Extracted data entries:
====
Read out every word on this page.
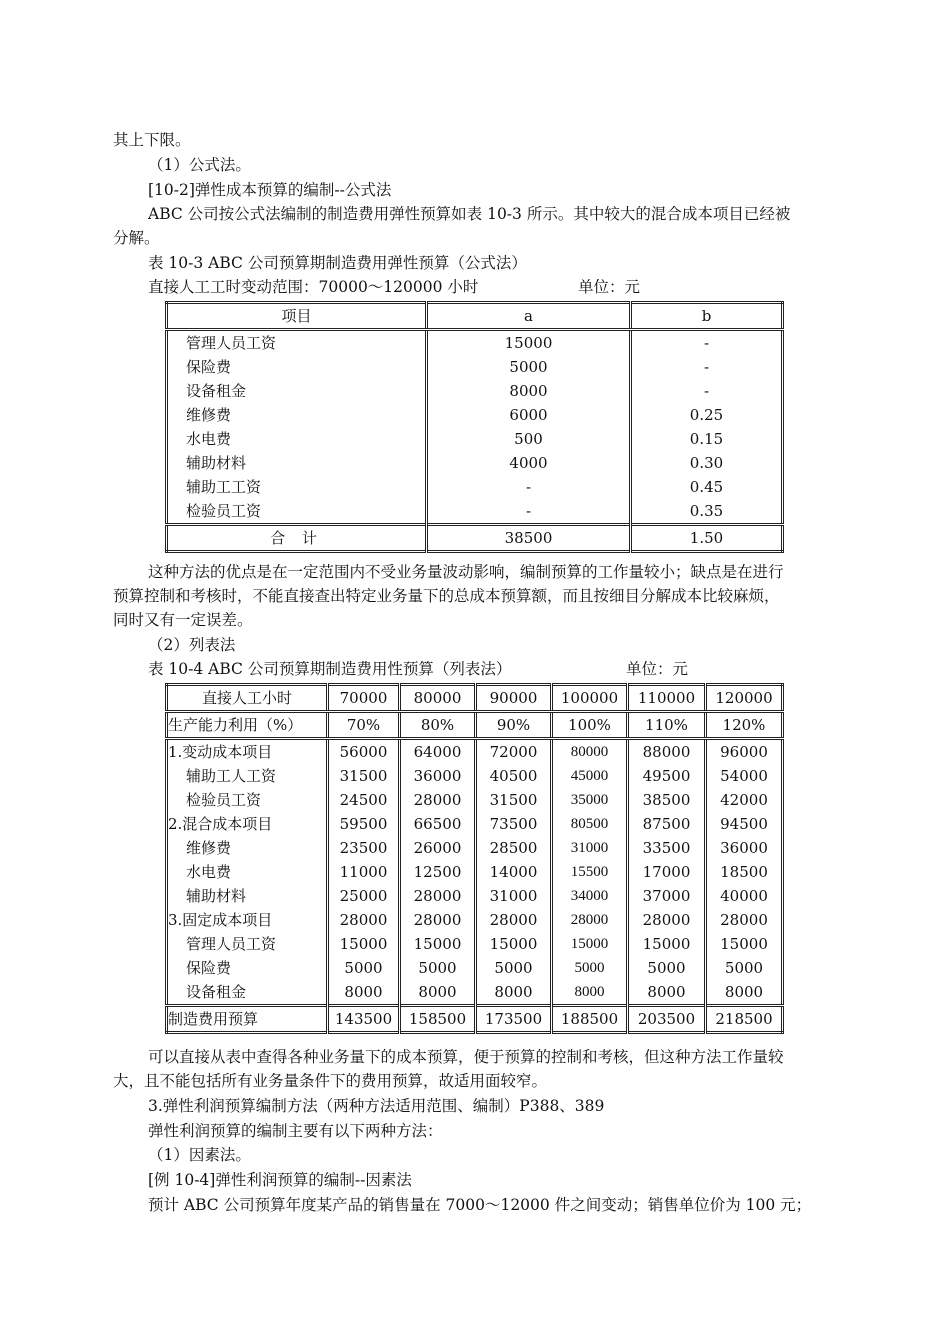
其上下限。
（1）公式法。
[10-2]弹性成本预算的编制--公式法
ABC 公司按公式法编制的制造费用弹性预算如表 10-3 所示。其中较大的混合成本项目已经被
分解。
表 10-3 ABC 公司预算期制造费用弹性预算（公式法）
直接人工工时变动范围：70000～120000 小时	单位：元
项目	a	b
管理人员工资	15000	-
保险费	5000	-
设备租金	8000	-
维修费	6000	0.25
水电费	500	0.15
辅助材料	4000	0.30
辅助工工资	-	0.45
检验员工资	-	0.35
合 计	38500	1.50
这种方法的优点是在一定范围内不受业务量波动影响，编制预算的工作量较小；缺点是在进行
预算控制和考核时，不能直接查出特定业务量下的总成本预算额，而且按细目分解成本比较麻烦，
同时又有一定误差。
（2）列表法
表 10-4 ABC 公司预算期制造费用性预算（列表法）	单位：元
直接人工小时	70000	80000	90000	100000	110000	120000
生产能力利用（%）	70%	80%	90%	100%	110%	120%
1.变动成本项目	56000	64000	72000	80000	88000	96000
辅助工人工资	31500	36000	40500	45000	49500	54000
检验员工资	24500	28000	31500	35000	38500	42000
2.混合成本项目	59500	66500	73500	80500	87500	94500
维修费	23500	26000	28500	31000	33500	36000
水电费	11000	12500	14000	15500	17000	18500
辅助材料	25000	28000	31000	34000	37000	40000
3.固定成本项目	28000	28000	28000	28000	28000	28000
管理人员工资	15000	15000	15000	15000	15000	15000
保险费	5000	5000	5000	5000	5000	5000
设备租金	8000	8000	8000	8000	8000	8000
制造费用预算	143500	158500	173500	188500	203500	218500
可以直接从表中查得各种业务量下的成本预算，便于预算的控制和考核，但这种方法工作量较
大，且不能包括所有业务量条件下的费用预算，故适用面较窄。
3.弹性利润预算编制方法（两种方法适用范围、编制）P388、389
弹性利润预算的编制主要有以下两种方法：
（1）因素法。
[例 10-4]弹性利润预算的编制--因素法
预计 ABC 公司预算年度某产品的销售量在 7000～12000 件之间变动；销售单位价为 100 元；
====
(What to work on)
Copy every record character for character. Skip the pictures.

(Worked answer)
Read out every word on this page.
其上下限。
（1）公式法。
[10-2]弹性成本预算的编制--公式法
ABC 公司按公式法编制的制造费用弹性预算如表 10-3 所示。其中较大的混合成本项目已经被
分解。
表 10-3 ABC 公司预算期制造费用弹性预算（公式法）
直接人工工时变动范围：70000～120000 小时	单位：元
项目	a	b
管理人员工资	15000	-
保险费	5000	-
设备租金	8000	-
维修费	6000	0.25
水电费	500	0.15
辅助材料	4000	0.30
辅助工工资	-	0.45
检验员工资	-	0.35
合 计	38500	1.50
这种方法的优点是在一定范围内不受业务量波动影响，编制预算的工作量较小；缺点是在进行
预算控制和考核时，不能直接查出特定业务量下的总成本预算额，而且按细目分解成本比较麻烦，
同时又有一定误差。
（2）列表法
表 10-4 ABC 公司预算期制造费用性预算（列表法）	单位：元
直接人工小时	70000	80000	90000	100000	110000	120000
生产能力利用（%）	70%	80%	90%	100%	110%	120%
1.变动成本项目	56000	64000	72000	80000	88000	96000
辅助工人工资	31500	36000	40500	45000	49500	54000
检验员工资	24500	28000	31500	35000	38500	42000
2.混合成本项目	59500	66500	73500	80500	87500	94500
维修费	23500	26000	28500	31000	33500	36000
水电费	11000	12500	14000	15500	17000	18500
辅助材料	25000	28000	31000	34000	37000	40000
3.固定成本项目	28000	28000	28000	28000	28000	28000
管理人员工资	15000	15000	15000	15000	15000	15000
保险费	5000	5000	5000	5000	5000	5000
设备租金	8000	8000	8000	8000	8000	8000
制造费用预算	143500	158500	173500	188500	203500	218500
可以直接从表中查得各种业务量下的成本预算，便于预算的控制和考核，但这种方法工作量较
大，且不能包括所有业务量条件下的费用预算，故适用面较窄。
3.弹性利润预算编制方法（两种方法适用范围、编制）P388、389
弹性利润预算的编制主要有以下两种方法：
（1）因素法。
[例 10-4]弹性利润预算的编制--因素法
预计 ABC 公司预算年度某产品的销售量在 7000～12000 件之间变动；销售单位价为 100 元；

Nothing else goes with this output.